▶ [OBJECTIVE]
Render everything from the start of the rows down to the line that contains "14, 287, 34]" as a JSON list of strings, one string per line, with blank lines left out.

▶ [EXTRACTED MATERIAL]
◆ ◆ ◆ ◆

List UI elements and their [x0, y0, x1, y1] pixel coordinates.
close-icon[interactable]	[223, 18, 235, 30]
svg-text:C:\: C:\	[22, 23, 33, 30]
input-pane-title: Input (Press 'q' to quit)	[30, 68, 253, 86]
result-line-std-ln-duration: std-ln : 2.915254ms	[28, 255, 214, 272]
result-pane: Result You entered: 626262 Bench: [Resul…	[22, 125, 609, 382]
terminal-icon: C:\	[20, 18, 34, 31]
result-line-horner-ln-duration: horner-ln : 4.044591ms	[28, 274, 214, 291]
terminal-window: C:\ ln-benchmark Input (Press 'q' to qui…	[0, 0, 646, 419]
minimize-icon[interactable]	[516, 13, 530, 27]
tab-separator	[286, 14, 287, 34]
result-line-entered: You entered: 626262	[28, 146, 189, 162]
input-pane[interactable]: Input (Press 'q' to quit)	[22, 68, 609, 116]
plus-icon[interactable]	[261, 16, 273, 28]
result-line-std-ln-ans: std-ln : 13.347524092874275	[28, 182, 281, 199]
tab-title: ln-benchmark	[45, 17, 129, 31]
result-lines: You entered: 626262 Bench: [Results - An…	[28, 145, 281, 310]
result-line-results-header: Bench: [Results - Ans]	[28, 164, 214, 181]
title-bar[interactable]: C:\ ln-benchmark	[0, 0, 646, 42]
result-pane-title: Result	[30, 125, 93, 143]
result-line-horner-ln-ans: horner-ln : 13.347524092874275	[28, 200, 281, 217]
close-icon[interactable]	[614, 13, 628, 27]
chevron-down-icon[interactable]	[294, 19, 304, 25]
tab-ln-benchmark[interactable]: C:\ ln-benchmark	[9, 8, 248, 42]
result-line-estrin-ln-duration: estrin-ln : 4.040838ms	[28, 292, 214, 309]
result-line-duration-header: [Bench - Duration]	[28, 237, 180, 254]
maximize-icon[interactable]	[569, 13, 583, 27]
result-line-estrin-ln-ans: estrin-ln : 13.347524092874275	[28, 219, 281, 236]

◆ ◆ ◆ ◆

▶ [THE COMPLETED TASK]
[
  "List UI elements and their [x0, y0, x1, y1] pixel coordinates.",
  "close-icon[interactable]\t[223, 18, 235, 30]",
  "svg-text:C:\\: C:\\\t[22, 23, 33, 30]",
  "input-pane-title: Input (Press 'q' to quit)\t[30, 68, 253, 86]",
  "result-line-std-ln-duration: std-ln : 2.915254ms\t[28, 255, 214, 272]",
  "result-pane: Result You entered: 626262 Bench: [Resul…\t[22, 125, 609, 382]",
  "terminal-icon: C:\\\t[20, 18, 34, 31]",
  "result-line-horner-ln-duration: horner-ln : 4.044591ms\t[28, 274, 214, 291]",
  "terminal-window: C:\\ ln-benchmark Input (Press 'q' to qui…\t[0, 0, 646, 419]",
  "minimize-icon[interactable]\t[516, 13, 530, 27]",
  "tab-separator\t[286, 14, 287, 34]"
]